[Exercise materials start]

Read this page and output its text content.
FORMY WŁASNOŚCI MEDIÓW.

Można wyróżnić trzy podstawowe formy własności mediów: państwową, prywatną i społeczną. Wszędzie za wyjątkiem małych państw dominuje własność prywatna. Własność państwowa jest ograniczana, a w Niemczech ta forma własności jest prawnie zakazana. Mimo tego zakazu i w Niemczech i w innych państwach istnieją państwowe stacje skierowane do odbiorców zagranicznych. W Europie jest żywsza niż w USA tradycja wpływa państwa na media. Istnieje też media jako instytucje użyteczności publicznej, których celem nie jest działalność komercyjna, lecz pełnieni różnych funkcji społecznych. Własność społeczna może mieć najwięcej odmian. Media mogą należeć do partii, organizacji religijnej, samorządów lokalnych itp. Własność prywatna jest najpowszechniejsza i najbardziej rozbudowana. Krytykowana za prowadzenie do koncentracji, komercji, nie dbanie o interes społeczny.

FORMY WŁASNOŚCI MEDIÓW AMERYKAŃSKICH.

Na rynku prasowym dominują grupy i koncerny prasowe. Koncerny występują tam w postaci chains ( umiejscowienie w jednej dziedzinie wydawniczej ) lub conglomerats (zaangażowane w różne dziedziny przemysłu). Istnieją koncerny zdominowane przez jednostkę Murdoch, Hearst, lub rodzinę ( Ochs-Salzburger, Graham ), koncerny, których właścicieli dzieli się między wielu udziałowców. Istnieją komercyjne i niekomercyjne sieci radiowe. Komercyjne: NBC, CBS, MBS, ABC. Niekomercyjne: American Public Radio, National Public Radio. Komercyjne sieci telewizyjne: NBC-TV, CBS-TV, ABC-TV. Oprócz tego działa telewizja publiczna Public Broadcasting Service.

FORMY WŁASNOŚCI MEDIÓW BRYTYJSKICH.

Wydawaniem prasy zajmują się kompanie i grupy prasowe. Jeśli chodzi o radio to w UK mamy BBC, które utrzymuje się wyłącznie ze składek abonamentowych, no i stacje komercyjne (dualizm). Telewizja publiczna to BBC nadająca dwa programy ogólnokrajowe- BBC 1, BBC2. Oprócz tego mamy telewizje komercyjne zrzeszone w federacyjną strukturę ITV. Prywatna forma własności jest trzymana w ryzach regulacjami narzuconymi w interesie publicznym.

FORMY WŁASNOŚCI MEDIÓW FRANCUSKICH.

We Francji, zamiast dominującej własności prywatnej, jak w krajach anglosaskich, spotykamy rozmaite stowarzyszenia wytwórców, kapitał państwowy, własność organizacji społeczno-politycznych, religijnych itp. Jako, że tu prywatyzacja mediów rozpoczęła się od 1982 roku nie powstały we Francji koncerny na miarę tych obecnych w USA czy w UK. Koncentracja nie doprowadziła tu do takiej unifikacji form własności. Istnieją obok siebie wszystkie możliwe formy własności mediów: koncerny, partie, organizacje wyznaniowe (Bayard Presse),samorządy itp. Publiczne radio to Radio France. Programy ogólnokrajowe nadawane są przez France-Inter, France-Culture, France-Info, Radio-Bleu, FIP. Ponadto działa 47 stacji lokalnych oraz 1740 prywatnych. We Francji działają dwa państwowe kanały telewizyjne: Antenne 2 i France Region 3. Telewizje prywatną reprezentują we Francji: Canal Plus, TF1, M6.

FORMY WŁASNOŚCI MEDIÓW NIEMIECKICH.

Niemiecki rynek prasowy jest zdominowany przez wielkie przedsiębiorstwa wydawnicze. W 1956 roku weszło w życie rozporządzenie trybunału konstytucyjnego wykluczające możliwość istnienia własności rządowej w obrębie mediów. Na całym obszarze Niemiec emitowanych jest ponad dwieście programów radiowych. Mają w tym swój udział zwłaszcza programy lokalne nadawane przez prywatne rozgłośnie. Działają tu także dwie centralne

[Exercise materials end]

**Exercise requirements**
Without omitting anything, output the entries exactly.

**The result**
Read this page and output its text content.
FORMY WŁASNOŚCI MEDIÓW.

Można wyróżnić trzy podstawowe formy własności mediów: państwową, prywatną i społeczną. Wszędzie za wyjątkiem małych państw dominuje własność prywatna. Własność państwowa jest ograniczana, a w Niemczech ta forma własności jest prawnie zakazana. Mimo tego zakazu i w Niemczech i w innych państwach istnieją państwowe stacje skierowane do odbiorców zagranicznych. W Europie jest żywsza niż w USA tradycja wpływa państwa na media. Istnieje też media jako instytucje użyteczności publicznej, których celem nie jest działalność komercyjna, lecz pełnieni różnych funkcji społecznych. Własność społeczna może mieć najwięcej odmian. Media mogą należeć do partii, organizacji religijnej, samorządów lokalnych itp. Własność prywatna jest najpowszechniejsza i najbardziej rozbudowana. Krytykowana za prowadzenie do koncentracji, komercji, nie dbanie o interes społeczny.

FORMY WŁASNOŚCI MEDIÓW AMERYKAŃSKICH.

Na rynku prasowym dominują grupy i koncerny prasowe. Koncerny występują tam w postaci chains ( umiejscowienie w jednej dziedzinie wydawniczej ) lub conglomerats (zaangażowane w różne dziedziny przemysłu). Istnieją koncerny zdominowane przez jednostkę Murdoch, Hearst, lub rodzinę ( Ochs-Salzburger, Graham ), koncerny, których właścicieli dzieli się między wielu udziałowców. Istnieją komercyjne i niekomercyjne sieci radiowe. Komercyjne: NBC, CBS, MBS, ABC. Niekomercyjne: American Public Radio, National Public Radio. Komercyjne sieci telewizyjne: NBC-TV, CBS-TV, ABC-TV. Oprócz tego działa telewizja publiczna Public Broadcasting Service.

FORMY WŁASNOŚCI MEDIÓW BRYTYJSKICH.

Wydawaniem prasy zajmują się kompanie i grupy prasowe. Jeśli chodzi o radio to w UK mamy BBC, które utrzymuje się wyłącznie ze składek abonamentowych, no i stacje komercyjne (dualizm). Telewizja publiczna to BBC nadająca dwa programy ogólnokrajowe- BBC 1, BBC2. Oprócz tego mamy telewizje komercyjne zrzeszone w federacyjną strukturę ITV. Prywatna forma własności jest trzymana w ryzach regulacjami narzuconymi w interesie publicznym.

FORMY WŁASNOŚCI MEDIÓW FRANCUSKICH.

We Francji, zamiast dominującej własności prywatnej, jak w krajach anglosaskich, spotykamy rozmaite stowarzyszenia wytwórców, kapitał państwowy, własność organizacji społeczno-politycznych, religijnych itp. Jako, że tu prywatyzacja mediów rozpoczęła się od 1982 roku nie powstały we Francji koncerny na miarę tych obecnych w USA czy w UK. Koncentracja nie doprowadziła tu do takiej unifikacji form własności. Istnieją obok siebie wszystkie możliwe formy własności mediów: koncerny, partie, organizacje wyznaniowe (Bayard Presse),samorządy itp. Publiczne radio to Radio France. Programy ogólnokrajowe nadawane są przez France-Inter, France-Culture, France-Info, Radio-Bleu, FIP. Ponadto działa 47 stacji lokalnych oraz 1740 prywatnych. We Francji działają dwa państwowe kanały telewizyjne: Antenne 2 i France Region 3. Telewizje prywatną reprezentują we Francji: Canal Plus, TF1, M6.

FORMY WŁASNOŚCI MEDIÓW NIEMIECKICH.

Niemiecki rynek prasowy jest zdominowany przez wielkie przedsiębiorstwa wydawnicze. W 1956 roku weszło w życie rozporządzenie trybunału konstytucyjnego wykluczające możliwość istnienia własności rządowej w obrębie mediów. Na całym obszarze Niemiec emitowanych jest ponad dwieście programów radiowych. Mają w tym swój udział zwłaszcza programy lokalne nadawane przez prywatne rozgłośnie. Działają tu także dwie centralne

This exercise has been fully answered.